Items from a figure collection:

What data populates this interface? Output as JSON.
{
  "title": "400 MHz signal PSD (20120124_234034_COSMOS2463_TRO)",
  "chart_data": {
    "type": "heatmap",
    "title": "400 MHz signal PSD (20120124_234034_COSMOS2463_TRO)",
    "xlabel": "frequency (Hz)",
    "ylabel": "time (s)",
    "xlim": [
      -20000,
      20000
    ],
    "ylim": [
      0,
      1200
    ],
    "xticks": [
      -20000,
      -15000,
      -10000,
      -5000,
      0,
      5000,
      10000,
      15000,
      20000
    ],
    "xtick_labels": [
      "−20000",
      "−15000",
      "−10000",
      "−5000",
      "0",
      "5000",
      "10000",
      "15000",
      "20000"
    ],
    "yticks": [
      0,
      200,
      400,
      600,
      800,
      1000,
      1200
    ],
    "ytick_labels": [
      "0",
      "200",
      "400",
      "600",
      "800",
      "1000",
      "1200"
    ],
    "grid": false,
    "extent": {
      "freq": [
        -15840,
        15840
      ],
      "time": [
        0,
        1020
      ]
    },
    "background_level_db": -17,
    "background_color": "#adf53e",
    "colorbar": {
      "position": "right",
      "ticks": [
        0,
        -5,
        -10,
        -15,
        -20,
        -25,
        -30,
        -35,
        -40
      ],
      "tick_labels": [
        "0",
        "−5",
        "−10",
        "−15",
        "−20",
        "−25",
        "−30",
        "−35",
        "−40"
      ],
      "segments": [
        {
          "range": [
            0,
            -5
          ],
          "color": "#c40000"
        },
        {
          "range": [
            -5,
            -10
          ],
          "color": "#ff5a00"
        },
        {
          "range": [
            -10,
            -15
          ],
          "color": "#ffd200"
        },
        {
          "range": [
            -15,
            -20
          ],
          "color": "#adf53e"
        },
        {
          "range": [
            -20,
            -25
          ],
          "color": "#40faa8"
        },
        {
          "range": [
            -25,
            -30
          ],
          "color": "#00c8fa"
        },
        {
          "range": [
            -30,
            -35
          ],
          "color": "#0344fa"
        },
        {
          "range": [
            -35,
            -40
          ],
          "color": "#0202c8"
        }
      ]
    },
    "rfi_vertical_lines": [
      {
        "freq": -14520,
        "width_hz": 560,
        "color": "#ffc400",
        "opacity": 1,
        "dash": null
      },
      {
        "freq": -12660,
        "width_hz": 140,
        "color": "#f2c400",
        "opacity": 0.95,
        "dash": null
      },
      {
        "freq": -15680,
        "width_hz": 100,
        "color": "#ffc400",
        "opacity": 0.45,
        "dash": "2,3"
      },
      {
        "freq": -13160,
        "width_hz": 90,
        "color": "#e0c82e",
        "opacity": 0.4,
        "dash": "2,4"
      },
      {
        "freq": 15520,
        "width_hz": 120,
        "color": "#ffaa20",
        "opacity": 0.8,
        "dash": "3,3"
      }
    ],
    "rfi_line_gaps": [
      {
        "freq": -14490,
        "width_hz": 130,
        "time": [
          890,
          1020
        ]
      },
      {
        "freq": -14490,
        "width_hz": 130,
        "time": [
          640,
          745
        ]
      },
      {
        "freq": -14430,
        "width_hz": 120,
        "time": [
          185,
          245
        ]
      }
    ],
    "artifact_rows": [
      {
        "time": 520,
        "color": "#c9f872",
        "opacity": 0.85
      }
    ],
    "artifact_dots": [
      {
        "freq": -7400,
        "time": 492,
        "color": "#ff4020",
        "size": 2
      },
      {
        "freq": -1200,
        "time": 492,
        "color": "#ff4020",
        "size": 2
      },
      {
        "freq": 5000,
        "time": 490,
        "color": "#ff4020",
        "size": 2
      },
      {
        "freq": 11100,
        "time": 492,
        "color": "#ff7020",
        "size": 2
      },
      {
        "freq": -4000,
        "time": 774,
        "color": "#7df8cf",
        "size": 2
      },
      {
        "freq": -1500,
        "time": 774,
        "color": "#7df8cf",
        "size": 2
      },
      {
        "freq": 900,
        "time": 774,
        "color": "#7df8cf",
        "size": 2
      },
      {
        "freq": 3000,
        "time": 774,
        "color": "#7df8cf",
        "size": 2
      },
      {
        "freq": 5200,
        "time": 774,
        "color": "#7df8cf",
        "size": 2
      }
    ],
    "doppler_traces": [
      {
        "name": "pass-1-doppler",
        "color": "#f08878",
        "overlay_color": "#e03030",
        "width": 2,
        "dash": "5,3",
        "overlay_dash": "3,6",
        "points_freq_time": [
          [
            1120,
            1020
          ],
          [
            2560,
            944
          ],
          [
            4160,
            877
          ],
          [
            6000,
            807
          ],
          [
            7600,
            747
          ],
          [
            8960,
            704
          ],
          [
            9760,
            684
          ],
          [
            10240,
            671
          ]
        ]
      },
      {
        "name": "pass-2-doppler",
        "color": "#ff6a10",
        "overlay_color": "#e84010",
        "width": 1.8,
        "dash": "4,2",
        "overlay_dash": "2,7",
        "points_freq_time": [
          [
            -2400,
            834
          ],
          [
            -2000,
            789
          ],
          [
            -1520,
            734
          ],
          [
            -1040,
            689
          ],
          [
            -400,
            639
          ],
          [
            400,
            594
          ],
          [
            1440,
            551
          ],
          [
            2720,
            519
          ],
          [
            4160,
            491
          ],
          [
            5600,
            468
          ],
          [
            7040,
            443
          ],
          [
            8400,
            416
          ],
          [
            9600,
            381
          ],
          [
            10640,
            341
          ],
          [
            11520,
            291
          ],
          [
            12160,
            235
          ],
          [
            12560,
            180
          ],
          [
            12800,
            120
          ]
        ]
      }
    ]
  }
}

INSTRUCTIONS TO FOLLOW: Pick out and copy the lines of the material that include the word "name".

OUTPUT OF THE EXERCISE:
        "name": "pass-1-doppler",
        "name": "pass-2-doppler",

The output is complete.